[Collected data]
BEGIN

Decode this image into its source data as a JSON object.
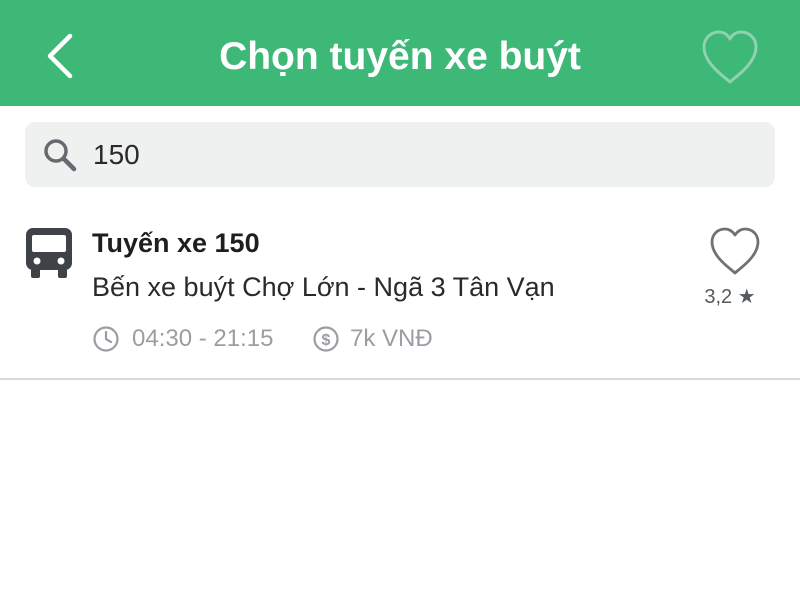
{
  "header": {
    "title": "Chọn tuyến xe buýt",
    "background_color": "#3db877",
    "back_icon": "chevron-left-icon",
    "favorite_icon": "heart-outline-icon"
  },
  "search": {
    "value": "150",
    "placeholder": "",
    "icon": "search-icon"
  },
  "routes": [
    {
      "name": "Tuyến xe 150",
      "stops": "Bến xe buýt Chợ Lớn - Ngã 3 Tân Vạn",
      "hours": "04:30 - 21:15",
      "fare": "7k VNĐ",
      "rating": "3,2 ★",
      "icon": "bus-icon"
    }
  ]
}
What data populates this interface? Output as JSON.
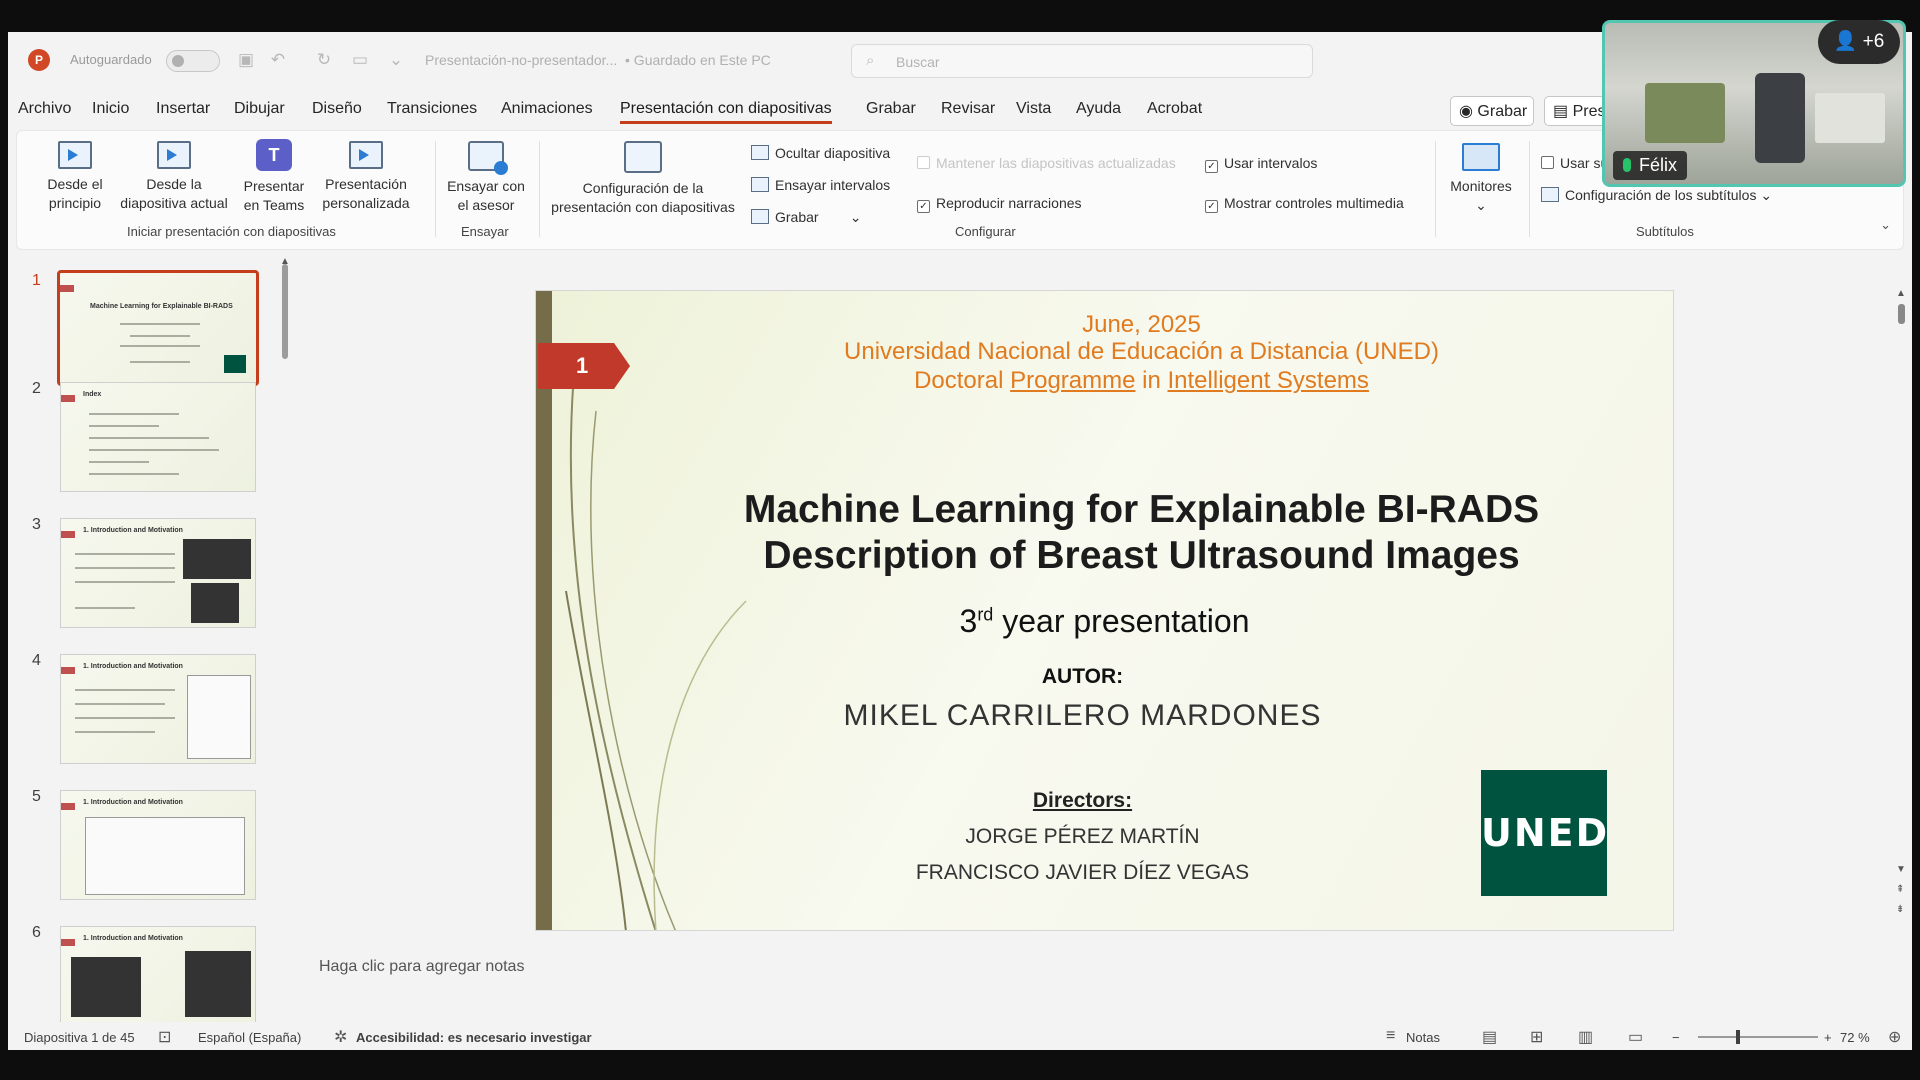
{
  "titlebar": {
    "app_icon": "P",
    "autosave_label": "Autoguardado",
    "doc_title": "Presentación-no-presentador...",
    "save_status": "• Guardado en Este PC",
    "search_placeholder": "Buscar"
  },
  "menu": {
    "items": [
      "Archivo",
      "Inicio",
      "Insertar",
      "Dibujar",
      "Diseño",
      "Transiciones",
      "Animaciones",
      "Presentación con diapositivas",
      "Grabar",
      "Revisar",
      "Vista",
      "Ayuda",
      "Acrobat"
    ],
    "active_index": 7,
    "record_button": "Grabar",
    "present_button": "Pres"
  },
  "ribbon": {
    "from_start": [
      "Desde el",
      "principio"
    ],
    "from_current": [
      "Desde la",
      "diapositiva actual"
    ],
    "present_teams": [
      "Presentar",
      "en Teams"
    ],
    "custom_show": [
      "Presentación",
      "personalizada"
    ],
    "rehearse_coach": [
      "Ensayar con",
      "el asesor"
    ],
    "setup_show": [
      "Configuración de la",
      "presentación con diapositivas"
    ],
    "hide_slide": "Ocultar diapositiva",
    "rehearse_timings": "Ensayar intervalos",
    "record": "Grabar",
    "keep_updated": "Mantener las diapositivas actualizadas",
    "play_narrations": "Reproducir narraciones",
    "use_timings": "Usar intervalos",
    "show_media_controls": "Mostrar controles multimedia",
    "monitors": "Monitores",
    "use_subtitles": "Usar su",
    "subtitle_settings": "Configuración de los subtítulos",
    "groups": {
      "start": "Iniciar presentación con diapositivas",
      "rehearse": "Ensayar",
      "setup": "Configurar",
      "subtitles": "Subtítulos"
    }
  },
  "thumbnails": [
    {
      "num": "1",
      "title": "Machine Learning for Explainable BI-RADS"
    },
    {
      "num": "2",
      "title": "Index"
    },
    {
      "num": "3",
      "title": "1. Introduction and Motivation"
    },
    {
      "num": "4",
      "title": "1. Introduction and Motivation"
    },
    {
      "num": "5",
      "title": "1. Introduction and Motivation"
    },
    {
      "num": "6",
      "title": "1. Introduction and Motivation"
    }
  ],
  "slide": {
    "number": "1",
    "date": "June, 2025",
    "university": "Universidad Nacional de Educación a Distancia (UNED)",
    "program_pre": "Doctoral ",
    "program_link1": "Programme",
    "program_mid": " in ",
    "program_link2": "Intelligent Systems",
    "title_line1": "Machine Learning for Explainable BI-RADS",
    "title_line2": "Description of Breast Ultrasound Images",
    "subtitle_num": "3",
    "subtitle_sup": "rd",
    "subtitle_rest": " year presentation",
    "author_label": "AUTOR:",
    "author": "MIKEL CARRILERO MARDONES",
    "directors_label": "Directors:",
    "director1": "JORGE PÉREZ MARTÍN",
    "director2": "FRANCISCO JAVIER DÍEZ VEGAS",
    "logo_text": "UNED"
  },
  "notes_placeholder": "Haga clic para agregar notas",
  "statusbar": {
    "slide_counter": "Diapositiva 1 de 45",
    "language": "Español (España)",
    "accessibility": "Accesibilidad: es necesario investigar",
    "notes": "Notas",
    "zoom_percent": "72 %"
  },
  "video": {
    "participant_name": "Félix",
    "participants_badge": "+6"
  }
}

END
BEGIN

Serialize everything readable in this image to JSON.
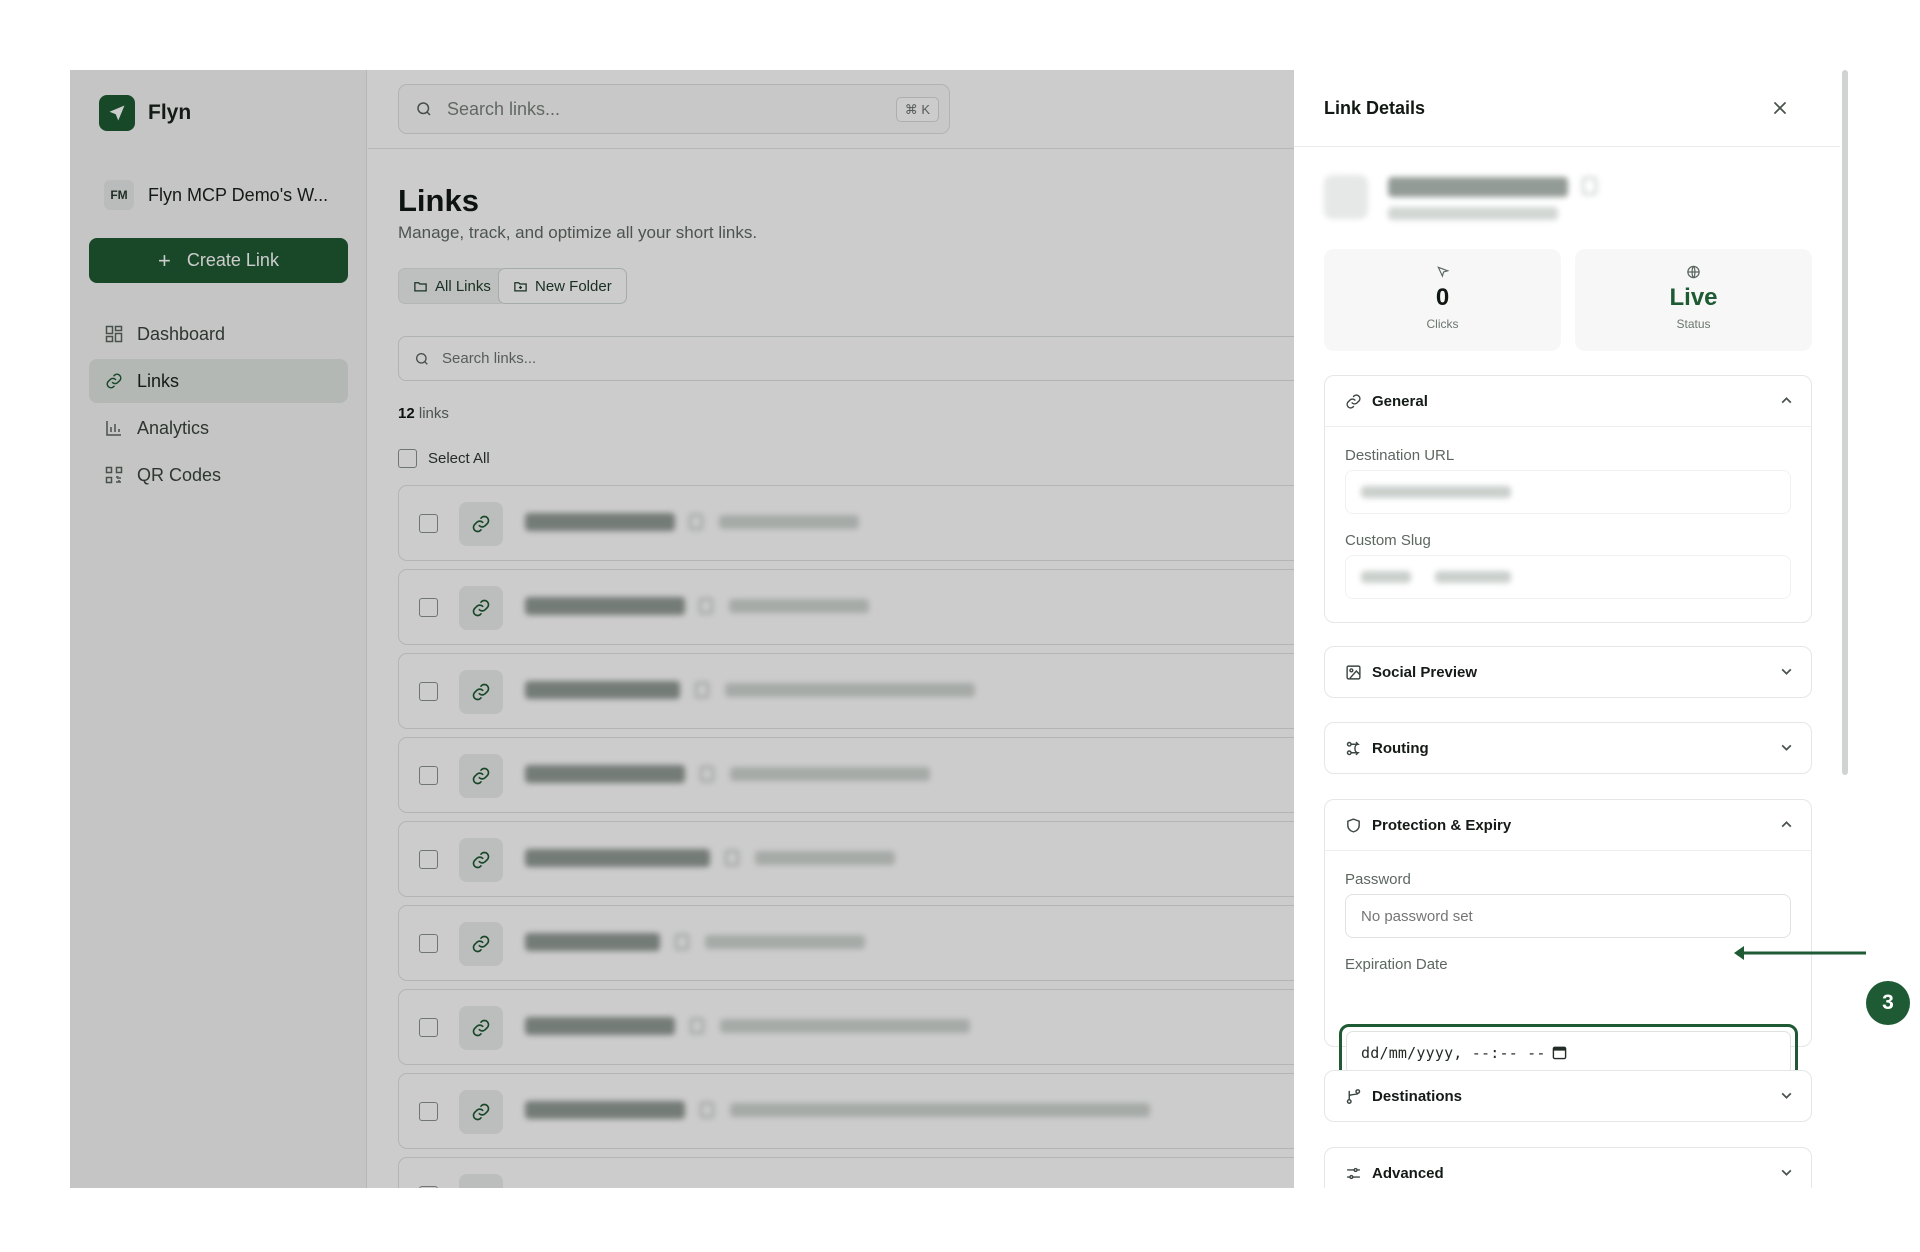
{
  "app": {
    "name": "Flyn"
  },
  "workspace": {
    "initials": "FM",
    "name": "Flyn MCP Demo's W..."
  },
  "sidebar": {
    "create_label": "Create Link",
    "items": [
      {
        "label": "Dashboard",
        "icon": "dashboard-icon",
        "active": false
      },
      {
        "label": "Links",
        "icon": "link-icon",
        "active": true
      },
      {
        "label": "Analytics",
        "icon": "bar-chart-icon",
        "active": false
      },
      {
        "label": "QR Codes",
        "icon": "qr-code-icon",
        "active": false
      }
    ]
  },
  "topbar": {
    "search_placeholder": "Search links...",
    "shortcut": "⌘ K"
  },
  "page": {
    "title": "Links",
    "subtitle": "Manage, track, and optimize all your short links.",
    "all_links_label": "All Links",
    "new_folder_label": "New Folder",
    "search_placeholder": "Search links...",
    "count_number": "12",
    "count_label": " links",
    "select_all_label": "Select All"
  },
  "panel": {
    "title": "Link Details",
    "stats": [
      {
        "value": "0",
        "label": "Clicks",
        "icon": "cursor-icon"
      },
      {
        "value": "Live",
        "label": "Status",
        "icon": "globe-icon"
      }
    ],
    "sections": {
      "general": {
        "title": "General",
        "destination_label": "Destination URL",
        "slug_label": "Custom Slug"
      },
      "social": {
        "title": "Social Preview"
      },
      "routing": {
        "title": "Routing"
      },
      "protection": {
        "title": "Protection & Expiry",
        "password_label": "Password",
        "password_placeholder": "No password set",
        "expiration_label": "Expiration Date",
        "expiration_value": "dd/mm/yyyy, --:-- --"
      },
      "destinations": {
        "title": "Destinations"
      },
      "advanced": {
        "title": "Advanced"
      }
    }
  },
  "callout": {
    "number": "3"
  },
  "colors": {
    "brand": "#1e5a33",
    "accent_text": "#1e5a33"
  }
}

END

Task goal
Scan the lines for the string "Configuración". Copy out each line that matches.

Result of the task
      "Configuración de la",
    "subtitle_settings": "Configuración de los subtítulos",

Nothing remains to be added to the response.